* begin Record excerpts *

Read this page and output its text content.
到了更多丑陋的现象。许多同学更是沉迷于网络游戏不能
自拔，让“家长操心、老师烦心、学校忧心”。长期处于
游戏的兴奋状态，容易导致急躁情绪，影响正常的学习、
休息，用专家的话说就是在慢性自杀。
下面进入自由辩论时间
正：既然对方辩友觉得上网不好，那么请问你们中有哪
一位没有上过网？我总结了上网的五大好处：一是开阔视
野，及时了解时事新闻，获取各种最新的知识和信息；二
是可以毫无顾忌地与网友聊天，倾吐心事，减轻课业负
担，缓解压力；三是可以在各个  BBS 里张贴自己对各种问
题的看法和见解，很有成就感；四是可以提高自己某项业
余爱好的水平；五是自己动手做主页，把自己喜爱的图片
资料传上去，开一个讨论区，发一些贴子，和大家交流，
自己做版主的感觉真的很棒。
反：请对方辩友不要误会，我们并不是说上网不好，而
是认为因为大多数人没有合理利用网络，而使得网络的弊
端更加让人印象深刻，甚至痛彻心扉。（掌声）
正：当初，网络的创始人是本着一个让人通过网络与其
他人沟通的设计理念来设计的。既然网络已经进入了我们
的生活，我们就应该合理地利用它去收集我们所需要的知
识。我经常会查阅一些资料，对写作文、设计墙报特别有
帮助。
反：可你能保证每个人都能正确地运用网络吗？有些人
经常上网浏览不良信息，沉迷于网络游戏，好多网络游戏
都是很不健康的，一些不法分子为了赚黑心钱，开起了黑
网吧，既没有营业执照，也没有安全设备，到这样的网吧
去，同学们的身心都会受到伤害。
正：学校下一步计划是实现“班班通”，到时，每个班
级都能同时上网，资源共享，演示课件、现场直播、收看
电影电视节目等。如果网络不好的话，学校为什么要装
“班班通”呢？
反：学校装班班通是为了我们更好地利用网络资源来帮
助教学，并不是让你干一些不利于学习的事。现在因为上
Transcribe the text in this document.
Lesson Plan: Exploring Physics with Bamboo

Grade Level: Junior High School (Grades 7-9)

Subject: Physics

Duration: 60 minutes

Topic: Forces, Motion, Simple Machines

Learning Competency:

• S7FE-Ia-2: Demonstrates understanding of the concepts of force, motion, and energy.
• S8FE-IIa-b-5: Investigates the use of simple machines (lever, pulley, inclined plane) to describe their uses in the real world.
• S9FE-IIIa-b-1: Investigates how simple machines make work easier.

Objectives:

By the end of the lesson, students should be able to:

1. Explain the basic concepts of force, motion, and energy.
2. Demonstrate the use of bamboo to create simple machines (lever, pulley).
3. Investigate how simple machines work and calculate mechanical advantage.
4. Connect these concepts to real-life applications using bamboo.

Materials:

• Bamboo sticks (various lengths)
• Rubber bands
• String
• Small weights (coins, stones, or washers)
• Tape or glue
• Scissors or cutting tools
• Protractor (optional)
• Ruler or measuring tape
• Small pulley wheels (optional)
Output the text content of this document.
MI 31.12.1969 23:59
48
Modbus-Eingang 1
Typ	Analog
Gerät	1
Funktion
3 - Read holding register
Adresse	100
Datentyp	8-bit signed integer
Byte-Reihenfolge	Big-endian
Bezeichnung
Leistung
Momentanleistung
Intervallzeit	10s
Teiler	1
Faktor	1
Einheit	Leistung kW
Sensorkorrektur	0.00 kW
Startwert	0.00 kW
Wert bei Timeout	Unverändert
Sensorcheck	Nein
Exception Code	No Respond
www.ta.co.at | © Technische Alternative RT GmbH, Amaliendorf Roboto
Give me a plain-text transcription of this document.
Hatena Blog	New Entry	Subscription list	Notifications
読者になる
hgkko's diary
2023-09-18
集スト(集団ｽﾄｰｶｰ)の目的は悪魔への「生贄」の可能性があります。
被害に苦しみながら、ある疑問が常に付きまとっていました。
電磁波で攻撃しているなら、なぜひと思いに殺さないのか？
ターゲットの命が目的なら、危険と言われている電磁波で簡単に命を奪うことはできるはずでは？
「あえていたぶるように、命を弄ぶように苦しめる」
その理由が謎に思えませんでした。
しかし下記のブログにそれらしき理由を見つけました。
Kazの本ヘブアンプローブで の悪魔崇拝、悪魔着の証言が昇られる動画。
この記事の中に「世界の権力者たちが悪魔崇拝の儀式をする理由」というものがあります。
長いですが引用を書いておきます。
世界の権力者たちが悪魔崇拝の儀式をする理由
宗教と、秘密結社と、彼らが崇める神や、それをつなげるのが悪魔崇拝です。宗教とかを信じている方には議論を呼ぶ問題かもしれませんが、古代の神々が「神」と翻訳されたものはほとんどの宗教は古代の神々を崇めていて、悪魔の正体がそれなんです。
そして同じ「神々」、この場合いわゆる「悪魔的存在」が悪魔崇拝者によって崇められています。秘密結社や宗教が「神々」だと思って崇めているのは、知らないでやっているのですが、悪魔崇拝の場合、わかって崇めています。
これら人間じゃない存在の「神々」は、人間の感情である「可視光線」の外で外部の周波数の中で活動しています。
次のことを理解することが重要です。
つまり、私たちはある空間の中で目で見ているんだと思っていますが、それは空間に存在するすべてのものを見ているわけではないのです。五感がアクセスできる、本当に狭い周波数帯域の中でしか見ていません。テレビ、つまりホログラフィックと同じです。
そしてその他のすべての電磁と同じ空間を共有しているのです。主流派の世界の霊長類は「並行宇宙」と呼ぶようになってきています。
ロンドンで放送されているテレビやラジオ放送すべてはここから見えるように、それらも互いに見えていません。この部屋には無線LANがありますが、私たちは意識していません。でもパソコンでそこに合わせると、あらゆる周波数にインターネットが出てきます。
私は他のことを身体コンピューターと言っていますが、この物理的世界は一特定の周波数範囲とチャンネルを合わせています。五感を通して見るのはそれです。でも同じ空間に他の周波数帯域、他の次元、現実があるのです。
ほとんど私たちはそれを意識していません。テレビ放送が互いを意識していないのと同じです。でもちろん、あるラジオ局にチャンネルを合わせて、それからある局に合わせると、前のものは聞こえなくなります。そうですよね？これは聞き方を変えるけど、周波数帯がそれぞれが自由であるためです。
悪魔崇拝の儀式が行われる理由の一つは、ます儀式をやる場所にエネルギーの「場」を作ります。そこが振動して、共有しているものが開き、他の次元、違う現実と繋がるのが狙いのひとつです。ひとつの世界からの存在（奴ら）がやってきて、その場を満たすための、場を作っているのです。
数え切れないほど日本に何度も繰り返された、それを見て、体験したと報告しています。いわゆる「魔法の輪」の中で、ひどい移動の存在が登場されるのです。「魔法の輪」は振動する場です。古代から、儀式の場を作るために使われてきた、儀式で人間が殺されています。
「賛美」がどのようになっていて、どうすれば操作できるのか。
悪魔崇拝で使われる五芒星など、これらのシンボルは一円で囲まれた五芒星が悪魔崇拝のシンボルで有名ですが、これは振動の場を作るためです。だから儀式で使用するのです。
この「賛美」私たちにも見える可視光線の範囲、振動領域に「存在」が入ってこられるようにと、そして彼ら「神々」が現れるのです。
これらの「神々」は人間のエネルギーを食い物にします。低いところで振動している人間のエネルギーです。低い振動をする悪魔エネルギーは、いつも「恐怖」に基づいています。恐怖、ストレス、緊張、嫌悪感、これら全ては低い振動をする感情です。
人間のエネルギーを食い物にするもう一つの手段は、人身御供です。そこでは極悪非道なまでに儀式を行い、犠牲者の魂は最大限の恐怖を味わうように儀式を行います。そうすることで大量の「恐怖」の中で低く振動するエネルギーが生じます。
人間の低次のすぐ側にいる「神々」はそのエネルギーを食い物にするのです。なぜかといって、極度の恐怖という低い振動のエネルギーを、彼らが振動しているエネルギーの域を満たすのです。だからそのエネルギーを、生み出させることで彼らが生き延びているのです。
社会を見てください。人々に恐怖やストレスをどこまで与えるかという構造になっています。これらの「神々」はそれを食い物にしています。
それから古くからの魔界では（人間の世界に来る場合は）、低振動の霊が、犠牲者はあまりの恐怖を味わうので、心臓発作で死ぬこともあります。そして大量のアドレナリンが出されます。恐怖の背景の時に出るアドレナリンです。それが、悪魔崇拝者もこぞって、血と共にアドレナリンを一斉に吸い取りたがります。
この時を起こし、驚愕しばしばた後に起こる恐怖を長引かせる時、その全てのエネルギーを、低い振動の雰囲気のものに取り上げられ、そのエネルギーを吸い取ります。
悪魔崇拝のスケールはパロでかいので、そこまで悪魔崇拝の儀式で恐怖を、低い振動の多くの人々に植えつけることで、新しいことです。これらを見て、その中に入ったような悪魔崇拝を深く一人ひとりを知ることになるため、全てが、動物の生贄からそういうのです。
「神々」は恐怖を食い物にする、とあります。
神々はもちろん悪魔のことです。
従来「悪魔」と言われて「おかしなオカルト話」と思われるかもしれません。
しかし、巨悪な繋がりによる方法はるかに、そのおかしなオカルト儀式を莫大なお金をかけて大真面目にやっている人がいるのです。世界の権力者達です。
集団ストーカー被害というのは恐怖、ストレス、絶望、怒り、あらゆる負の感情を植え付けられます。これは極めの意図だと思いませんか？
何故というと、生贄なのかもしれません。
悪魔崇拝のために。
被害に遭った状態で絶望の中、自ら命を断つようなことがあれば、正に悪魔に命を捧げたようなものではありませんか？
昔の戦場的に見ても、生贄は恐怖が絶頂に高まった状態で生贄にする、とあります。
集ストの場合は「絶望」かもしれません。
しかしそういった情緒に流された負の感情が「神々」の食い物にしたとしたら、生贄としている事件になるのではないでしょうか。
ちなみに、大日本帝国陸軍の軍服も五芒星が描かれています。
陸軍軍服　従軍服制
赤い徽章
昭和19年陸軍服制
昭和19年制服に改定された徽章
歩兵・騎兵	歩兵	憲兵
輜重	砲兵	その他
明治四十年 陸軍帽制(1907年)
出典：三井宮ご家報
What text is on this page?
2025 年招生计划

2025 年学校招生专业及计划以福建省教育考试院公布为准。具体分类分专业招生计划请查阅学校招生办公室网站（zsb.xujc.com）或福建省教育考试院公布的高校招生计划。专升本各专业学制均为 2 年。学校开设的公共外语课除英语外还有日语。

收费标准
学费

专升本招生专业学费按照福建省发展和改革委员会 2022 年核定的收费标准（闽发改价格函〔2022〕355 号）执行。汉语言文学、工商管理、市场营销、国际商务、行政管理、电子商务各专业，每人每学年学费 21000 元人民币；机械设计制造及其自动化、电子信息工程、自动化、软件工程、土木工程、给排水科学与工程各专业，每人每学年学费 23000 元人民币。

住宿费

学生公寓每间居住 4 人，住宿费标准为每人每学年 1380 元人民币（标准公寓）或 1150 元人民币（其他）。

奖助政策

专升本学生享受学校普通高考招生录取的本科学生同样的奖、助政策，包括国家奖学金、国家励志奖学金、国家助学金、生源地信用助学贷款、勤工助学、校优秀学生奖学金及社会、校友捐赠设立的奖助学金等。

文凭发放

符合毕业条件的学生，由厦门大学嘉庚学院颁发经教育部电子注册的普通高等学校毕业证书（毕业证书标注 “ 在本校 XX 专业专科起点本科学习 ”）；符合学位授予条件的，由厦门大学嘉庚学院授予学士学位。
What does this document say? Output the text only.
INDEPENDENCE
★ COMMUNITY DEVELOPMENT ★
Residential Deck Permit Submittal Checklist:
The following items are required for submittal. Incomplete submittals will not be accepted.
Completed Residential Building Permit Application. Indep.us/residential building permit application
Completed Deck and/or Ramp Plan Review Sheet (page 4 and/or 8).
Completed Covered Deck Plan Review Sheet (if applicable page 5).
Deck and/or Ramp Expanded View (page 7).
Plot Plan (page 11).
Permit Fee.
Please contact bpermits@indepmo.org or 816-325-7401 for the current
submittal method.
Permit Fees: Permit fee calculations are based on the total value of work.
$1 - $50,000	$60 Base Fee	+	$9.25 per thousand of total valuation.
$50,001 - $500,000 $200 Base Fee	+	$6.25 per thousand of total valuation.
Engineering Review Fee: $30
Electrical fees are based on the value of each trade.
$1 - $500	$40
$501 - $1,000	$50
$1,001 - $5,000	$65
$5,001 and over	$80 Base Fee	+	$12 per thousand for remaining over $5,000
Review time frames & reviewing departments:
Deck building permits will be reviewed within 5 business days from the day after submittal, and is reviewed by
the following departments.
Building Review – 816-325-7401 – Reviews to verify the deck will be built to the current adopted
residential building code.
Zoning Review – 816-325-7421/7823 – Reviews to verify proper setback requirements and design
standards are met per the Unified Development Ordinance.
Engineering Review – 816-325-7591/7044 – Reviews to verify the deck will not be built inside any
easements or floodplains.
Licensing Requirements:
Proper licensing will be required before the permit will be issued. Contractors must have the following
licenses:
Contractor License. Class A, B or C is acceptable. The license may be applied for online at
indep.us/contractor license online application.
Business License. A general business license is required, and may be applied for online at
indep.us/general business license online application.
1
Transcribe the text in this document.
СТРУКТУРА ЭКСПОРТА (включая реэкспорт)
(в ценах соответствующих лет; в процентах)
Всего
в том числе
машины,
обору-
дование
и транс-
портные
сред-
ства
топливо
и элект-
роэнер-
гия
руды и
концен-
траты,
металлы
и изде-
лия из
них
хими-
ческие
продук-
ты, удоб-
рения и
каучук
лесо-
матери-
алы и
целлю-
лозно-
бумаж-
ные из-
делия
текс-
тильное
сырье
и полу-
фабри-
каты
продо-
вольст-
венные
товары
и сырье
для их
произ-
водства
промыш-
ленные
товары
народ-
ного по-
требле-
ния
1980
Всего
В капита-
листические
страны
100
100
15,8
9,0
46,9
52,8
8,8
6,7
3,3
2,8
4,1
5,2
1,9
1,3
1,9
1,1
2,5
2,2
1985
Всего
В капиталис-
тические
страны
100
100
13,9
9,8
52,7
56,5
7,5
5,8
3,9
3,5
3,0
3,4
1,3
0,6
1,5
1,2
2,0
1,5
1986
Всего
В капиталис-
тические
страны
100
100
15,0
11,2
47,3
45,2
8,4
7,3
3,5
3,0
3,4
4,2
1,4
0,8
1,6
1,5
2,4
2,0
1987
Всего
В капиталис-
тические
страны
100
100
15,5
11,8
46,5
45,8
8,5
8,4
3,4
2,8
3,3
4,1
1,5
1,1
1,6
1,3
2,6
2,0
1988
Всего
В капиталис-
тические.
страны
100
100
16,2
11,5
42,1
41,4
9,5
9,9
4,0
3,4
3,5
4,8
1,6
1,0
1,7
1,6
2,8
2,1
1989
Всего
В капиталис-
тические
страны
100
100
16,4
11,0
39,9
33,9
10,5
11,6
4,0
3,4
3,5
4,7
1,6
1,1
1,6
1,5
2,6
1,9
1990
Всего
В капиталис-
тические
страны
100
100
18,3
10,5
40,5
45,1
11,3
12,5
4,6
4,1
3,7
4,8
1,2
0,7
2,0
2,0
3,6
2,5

* end Record excerpts *

The answer is one number: how many lines of the material above contain "元人民币".

- **Problem solution**:
2